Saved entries
------

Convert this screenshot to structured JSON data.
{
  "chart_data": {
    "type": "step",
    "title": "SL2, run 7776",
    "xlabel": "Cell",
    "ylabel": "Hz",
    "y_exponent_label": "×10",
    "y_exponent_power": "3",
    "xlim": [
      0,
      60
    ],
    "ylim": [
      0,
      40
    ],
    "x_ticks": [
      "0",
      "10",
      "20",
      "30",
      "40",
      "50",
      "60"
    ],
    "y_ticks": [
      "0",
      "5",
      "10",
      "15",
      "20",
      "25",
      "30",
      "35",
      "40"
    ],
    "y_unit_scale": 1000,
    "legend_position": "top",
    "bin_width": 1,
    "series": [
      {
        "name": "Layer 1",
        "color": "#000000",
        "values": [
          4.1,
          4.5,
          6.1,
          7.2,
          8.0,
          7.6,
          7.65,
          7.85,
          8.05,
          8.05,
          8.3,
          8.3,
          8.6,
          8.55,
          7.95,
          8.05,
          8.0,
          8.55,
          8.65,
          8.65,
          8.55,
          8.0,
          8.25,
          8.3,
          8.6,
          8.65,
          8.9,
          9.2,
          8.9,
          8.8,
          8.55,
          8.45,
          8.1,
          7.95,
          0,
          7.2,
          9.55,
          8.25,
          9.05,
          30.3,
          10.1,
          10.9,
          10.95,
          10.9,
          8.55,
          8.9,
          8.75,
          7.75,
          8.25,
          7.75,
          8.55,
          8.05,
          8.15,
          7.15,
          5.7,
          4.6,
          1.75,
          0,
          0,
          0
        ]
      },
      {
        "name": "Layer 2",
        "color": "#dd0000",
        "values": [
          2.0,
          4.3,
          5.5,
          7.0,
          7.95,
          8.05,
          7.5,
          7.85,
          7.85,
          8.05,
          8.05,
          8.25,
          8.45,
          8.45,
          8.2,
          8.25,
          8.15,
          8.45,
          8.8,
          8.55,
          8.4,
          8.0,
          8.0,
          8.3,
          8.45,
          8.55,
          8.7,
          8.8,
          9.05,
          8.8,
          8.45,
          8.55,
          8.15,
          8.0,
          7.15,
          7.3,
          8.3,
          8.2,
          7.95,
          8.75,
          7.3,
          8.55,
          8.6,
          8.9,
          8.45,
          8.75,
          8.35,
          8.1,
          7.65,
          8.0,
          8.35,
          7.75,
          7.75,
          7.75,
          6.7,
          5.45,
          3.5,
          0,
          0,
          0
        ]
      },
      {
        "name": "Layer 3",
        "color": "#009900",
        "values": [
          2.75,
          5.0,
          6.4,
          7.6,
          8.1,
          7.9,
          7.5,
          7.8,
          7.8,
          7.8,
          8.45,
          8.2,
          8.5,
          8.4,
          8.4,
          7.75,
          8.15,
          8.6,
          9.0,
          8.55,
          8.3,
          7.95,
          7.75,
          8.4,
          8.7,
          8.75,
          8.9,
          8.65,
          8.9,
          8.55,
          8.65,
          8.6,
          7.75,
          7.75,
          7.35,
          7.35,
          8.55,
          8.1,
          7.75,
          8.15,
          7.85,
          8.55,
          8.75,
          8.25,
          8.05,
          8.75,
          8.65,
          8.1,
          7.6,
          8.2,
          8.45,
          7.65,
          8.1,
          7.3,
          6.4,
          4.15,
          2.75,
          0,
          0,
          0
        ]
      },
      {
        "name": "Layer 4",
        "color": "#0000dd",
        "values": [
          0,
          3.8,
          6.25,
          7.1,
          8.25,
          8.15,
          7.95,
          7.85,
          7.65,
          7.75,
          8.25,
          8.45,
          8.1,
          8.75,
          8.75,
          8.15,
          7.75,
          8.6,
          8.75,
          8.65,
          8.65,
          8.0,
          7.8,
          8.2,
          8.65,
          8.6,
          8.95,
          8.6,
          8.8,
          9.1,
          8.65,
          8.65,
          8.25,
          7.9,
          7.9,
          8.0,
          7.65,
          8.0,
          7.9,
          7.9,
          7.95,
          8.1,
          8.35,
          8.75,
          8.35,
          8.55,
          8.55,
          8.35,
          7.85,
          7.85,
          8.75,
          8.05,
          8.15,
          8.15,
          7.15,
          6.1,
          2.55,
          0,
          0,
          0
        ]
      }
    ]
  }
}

------

Check each line of the records for the word "color", and show the lines that contain it.

=== Result ===
        "color": "#000000",
        "color": "#dd0000",
        "color": "#009900",
        "color": "#0000dd",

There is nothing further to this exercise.